**Short problem**
In the text about Kattuputhur below, translate the sentence "The town sits at an altitude of 102 m." into Spanish.

**Passage to read**
───

- Kattuputhur Location in Tamil Nadu, India, [south Asia] Kattuputhur Kattuputhur (India)
- Coordinates: 10°59′00″N 78°14′00″E﻿ / ﻿10.9833°N 78.2333°E
- Country: India
- State: Tamil Nadu
- District: Tiruchirappalli
- Taluk: Thottiyam
- Established: 1908

Government
- • Type: Nagar Panchayat
- • Body: Local government in Tamil Nadu
- Elevation: 102 m (335 ft)

Population (2001)
- • Total: 11,115

Languages
- • Official: Tamil
- Time zone: UTC+5:30 (IST)
- PIN: 621207
- Telephone code: 04326

= Kattuputhur =

Kattuputhur is a Panchayat town in the Thottiyam taluk Tiruchirappalli district of the Indian state of Tamil Nadu. The town sits at an altitude of 102 m.

== Population ==

The 2001 Census of India reported that Kattuputhur had a population of 11,115 (5,546 male and 5,569 female). Around 10% (1058 individuals) of the population was under one year old (552 male and 536 female).

───

(Element-and-box listings)
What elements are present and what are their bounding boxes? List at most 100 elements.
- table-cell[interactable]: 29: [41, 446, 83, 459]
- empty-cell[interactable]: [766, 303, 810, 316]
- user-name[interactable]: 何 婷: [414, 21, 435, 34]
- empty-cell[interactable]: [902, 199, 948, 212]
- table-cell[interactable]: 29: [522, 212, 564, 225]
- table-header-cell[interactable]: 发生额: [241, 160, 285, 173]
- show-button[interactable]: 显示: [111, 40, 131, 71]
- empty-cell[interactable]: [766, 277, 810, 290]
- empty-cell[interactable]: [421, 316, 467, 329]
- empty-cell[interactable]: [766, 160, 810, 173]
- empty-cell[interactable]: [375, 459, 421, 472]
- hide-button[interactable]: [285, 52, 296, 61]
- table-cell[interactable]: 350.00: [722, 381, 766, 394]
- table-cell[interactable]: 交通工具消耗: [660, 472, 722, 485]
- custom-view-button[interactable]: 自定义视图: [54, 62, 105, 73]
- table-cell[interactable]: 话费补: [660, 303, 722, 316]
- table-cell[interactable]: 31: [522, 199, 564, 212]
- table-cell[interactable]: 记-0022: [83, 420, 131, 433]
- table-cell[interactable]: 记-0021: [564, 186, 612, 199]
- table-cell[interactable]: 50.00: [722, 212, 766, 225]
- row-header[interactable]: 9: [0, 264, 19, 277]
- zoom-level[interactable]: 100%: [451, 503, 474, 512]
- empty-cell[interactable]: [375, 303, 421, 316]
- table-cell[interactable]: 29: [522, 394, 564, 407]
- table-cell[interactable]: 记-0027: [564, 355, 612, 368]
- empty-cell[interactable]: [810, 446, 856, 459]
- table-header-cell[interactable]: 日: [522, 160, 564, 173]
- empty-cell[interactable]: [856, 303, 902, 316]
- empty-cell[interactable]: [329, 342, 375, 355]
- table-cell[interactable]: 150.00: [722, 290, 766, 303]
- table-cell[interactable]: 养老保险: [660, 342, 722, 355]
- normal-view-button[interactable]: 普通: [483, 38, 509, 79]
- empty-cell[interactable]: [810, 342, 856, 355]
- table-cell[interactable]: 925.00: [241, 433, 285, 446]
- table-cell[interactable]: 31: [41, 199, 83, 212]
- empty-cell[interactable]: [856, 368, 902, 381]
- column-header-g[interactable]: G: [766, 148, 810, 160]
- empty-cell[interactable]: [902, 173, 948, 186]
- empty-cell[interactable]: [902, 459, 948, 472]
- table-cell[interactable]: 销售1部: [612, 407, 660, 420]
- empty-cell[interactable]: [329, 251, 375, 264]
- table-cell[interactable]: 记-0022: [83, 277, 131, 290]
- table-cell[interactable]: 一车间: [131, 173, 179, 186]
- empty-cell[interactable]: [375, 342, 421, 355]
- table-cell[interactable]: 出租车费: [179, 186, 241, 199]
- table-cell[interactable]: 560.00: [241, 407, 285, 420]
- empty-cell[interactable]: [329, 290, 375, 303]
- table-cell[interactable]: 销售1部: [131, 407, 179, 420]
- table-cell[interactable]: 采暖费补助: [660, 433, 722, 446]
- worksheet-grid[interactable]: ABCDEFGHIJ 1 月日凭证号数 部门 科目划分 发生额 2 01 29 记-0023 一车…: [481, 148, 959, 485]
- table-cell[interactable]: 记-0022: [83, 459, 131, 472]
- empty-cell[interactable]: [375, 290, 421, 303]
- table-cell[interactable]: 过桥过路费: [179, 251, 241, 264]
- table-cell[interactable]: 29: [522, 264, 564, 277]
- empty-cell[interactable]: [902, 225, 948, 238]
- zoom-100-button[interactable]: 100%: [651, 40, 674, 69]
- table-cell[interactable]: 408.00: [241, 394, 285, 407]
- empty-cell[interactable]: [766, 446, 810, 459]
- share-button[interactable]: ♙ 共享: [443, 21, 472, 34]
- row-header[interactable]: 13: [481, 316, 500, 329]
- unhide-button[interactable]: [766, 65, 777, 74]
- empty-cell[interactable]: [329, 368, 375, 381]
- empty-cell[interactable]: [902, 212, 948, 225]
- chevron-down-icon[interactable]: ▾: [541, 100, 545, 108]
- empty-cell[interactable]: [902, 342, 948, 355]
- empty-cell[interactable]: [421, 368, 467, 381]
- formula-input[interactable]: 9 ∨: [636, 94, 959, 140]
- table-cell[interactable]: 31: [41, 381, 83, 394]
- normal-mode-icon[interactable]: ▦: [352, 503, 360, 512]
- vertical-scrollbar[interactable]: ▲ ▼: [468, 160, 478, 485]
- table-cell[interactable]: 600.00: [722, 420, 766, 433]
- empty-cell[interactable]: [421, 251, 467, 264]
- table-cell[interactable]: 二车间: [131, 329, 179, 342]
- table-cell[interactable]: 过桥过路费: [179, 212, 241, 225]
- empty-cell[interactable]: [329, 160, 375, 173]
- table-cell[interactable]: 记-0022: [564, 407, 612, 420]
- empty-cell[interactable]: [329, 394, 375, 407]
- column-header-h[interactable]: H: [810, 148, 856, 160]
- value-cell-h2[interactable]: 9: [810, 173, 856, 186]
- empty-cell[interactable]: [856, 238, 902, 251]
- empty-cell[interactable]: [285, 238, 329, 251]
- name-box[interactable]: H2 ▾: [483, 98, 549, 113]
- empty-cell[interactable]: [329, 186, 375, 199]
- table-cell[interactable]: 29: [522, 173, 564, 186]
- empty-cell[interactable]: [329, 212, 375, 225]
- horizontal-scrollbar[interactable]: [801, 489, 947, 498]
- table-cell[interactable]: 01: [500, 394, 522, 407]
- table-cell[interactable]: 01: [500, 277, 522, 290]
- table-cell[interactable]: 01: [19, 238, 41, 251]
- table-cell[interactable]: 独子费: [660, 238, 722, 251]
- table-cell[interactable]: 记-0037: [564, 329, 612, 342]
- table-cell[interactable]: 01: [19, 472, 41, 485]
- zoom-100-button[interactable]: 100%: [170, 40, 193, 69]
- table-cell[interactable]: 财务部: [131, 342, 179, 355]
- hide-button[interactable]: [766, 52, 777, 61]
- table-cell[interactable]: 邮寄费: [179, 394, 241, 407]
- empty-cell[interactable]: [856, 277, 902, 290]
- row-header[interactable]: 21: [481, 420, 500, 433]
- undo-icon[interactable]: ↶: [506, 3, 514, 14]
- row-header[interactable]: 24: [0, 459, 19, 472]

───

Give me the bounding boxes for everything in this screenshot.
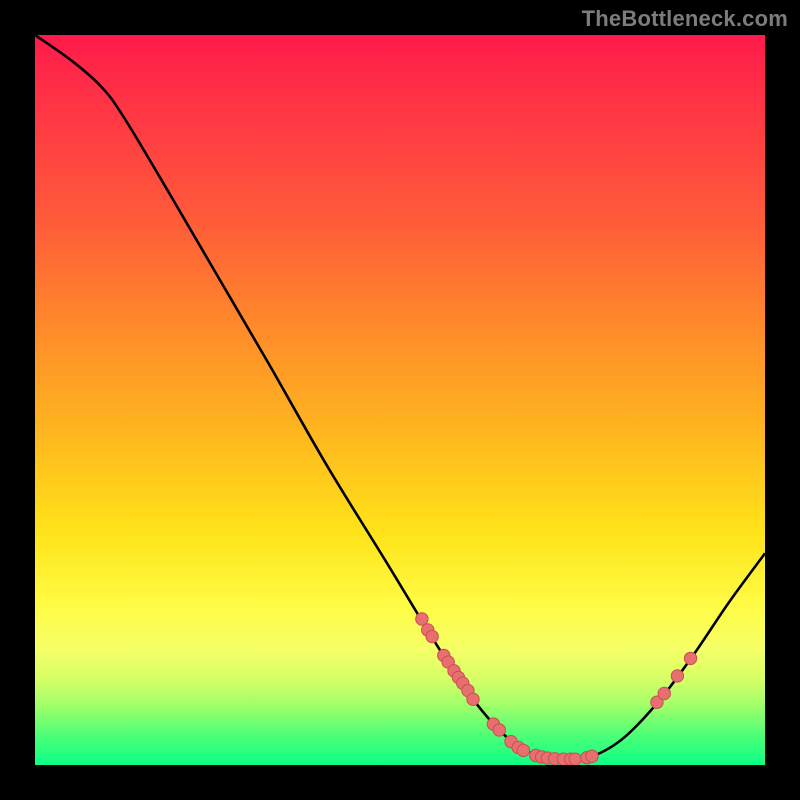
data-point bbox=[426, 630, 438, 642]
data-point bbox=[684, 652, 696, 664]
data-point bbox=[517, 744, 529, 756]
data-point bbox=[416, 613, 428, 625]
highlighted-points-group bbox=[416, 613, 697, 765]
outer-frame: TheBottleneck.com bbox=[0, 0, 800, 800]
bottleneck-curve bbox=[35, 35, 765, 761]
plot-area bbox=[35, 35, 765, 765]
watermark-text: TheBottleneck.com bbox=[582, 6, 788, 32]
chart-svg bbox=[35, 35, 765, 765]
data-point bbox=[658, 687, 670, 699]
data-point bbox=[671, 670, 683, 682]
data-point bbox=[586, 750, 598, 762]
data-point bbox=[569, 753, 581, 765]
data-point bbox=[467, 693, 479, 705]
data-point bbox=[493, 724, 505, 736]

───

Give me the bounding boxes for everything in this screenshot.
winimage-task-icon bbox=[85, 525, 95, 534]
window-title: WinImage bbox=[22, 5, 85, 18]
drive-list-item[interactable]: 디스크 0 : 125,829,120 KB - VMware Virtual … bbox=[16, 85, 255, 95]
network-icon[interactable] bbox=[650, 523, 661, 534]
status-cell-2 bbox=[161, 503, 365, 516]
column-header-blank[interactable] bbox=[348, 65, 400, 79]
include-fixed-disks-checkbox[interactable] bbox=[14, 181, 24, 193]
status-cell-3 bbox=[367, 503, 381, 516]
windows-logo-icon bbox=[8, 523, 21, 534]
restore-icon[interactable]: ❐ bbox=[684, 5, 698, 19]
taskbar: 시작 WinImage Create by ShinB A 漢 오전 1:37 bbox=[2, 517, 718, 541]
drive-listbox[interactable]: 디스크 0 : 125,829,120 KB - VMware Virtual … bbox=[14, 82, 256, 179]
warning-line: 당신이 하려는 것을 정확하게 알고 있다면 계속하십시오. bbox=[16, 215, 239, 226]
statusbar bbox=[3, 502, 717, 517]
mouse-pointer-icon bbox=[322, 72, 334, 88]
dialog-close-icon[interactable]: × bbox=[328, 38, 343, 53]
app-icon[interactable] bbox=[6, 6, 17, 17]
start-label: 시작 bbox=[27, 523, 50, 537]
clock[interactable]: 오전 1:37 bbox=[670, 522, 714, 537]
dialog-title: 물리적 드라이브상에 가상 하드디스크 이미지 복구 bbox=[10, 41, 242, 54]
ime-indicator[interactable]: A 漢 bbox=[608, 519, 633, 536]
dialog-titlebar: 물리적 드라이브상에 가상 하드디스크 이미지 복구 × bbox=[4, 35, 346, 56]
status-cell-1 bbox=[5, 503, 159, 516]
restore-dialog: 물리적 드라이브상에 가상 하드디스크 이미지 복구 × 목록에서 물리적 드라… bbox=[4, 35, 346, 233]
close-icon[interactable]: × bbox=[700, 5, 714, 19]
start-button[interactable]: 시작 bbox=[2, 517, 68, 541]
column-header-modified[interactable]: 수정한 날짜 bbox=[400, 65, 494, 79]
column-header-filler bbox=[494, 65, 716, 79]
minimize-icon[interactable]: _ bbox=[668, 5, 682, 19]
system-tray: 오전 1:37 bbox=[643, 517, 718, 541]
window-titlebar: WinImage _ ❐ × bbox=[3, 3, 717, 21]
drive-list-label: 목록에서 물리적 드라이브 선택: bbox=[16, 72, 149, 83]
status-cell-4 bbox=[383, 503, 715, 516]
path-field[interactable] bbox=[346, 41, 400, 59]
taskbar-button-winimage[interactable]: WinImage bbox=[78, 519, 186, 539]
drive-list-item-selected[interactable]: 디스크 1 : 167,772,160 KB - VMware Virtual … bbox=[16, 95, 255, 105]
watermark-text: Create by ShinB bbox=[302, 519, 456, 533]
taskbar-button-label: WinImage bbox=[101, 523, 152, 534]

───

**Reply to the task**
El pueblo se encuentra a una altitud de 102 m.